→ **Given request**:
Copy every entry exactly.

[Collection entries]
★ ★ ★ ★ ★ ★ ★

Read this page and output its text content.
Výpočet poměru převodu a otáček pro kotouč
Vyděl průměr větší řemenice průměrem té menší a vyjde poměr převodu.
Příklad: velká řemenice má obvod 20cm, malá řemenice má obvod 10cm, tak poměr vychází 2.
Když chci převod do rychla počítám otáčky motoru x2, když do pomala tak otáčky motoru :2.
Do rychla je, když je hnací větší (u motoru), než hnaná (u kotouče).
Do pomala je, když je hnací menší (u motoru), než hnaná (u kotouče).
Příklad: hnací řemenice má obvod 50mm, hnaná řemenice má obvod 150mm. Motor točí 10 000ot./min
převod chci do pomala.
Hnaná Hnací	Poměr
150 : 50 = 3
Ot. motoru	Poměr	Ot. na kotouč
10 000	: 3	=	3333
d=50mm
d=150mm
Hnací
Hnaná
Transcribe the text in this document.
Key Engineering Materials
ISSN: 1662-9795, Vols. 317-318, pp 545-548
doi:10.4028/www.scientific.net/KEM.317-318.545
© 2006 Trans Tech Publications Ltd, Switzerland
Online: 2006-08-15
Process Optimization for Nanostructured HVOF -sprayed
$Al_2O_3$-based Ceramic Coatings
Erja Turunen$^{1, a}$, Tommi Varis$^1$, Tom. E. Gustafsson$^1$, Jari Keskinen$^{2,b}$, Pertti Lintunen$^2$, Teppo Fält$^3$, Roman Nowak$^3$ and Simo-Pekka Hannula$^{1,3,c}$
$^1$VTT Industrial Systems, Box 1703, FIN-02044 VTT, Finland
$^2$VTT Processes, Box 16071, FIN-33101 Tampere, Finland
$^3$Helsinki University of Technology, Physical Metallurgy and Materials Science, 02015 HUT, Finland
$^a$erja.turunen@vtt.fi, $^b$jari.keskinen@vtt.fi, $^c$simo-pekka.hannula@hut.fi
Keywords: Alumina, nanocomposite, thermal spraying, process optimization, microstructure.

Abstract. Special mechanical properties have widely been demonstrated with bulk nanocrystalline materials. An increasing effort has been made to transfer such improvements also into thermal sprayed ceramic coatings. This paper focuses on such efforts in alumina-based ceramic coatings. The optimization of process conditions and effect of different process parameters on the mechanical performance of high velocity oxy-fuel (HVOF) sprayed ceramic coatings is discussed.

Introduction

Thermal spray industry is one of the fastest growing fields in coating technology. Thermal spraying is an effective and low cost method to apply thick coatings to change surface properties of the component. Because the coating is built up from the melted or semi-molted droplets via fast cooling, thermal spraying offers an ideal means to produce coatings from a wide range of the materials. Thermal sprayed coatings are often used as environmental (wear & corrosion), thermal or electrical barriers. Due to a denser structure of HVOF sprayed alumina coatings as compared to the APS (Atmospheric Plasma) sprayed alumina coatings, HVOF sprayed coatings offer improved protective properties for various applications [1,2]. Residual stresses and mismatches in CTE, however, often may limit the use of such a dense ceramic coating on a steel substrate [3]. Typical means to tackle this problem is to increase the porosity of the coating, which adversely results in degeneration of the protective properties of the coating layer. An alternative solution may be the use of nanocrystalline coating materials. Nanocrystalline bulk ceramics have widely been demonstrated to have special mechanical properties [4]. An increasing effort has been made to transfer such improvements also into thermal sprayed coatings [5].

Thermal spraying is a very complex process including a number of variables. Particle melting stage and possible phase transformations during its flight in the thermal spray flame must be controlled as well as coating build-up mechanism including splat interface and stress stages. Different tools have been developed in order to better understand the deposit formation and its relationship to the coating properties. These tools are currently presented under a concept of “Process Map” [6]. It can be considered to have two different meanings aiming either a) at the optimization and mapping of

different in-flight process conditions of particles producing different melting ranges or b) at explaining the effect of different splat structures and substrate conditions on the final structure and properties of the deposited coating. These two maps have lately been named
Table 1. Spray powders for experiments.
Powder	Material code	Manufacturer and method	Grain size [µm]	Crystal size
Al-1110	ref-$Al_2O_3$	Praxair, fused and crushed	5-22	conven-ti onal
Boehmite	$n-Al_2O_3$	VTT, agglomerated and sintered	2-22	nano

★ ★ ★ ★ ★ ★ ★

→ **Output for this exercise**:
Read this page and output its text content.
Výpočet poměru převodu a otáček pro kotouč
Vyděl průměr větší řemenice průměrem té menší a vyjde poměr převodu.
Příklad: velká řemenice má obvod 20cm, malá řemenice má obvod 10cm, tak poměr vychází 2.
Když chci převod do rychla počítám otáčky motoru x2, když do pomala tak otáčky motoru :2.
Do rychla je, když je hnací větší (u motoru), než hnaná (u kotouče).
Do pomala je, když je hnací menší (u motoru), než hnaná (u kotouče).
Příklad: hnací řemenice má obvod 50mm, hnaná řemenice má obvod 150mm. Motor točí 10 000ot./min
převod chci do pomala.
Hnaná Hnací	Poměr
150 : 50 = 3
Ot. motoru	Poměr	Ot. na kotouč
10 000	: 3	=	3333
d=50mm
d=150mm
Hnací
Hnaná
Transcribe the text in this document.
Key Engineering Materials
ISSN: 1662-9795, Vols. 317-318, pp 545-548
doi:10.4028/www.scientific.net/KEM.317-318.545
© 2006 Trans Tech Publications Ltd, Switzerland
Online: 2006-08-15
Process Optimization for Nanostructured HVOF -sprayed
$Al_2O_3$-based Ceramic Coatings
Erja Turunen$^{1, a}$, Tommi Varis$^1$, Tom. E. Gustafsson$^1$, Jari Keskinen$^{2,b}$, Pertti Lintunen$^2$, Teppo Fält$^3$, Roman Nowak$^3$ and Simo-Pekka Hannula$^{1,3,c}$
$^1$VTT Industrial Systems, Box 1703, FIN-02044 VTT, Finland
$^2$VTT Processes, Box 16071, FIN-33101 Tampere, Finland
$^3$Helsinki University of Technology, Physical Metallurgy and Materials Science, 02015 HUT, Finland
$^a$erja.turunen@vtt.fi, $^b$jari.keskinen@vtt.fi, $^c$simo-pekka.hannula@hut.fi
Keywords: Alumina, nanocomposite, thermal spraying, process optimization, microstructure.

Abstract. Special mechanical properties have widely been demonstrated with bulk nanocrystalline materials. An increasing effort has been made to transfer such improvements also into thermal sprayed ceramic coatings. This paper focuses on such efforts in alumina-based ceramic coatings. The optimization of process conditions and effect of different process parameters on the mechanical performance of high velocity oxy-fuel (HVOF) sprayed ceramic coatings is discussed.

Introduction

Thermal spray industry is one of the fastest growing fields in coating technology. Thermal spraying is an effective and low cost method to apply thick coatings to change surface properties of the component. Because the coating is built up from the melted or semi-molted droplets via fast cooling, thermal spraying offers an ideal means to produce coatings from a wide range of the materials. Thermal sprayed coatings are often used as environmental (wear & corrosion), thermal or electrical barriers. Due to a denser structure of HVOF sprayed alumina coatings as compared to the APS (Atmospheric Plasma) sprayed alumina coatings, HVOF sprayed coatings offer improved protective properties for various applications [1,2]. Residual stresses and mismatches in CTE, however, often may limit the use of such a dense ceramic coating on a steel substrate [3]. Typical means to tackle this problem is to increase the porosity of the coating, which adversely results in degeneration of the protective properties of the coating layer. An alternative solution may be the use of nanocrystalline coating materials. Nanocrystalline bulk ceramics have widely been demonstrated to have special mechanical properties [4]. An increasing effort has been made to transfer such improvements also into thermal sprayed coatings [5].

Thermal spraying is a very complex process including a number of variables. Particle melting stage and possible phase transformations during its flight in the thermal spray flame must be controlled as well as coating build-up mechanism including splat interface and stress stages. Different tools have been developed in order to better understand the deposit formation and its relationship to the coating properties. These tools are currently presented under a concept of “Process Map” [6]. It can be considered to have two different meanings aiming either a) at the optimization and mapping of

different in-flight process conditions of particles producing different melting ranges or b) at explaining the effect of different splat structures and substrate conditions on the final structure and properties of the deposited coating. These two maps have lately been named
Table 1. Spray powders for experiments.
Powder	Material code	Manufacturer and method	Grain size [µm]	Crystal size
Al-1110	ref-$Al_2O_3$	Praxair, fused and crushed	5-22	conven-ti onal
Boehmite	$n-Al_2O_3$	VTT, agglomerated and sintered	2-22	nano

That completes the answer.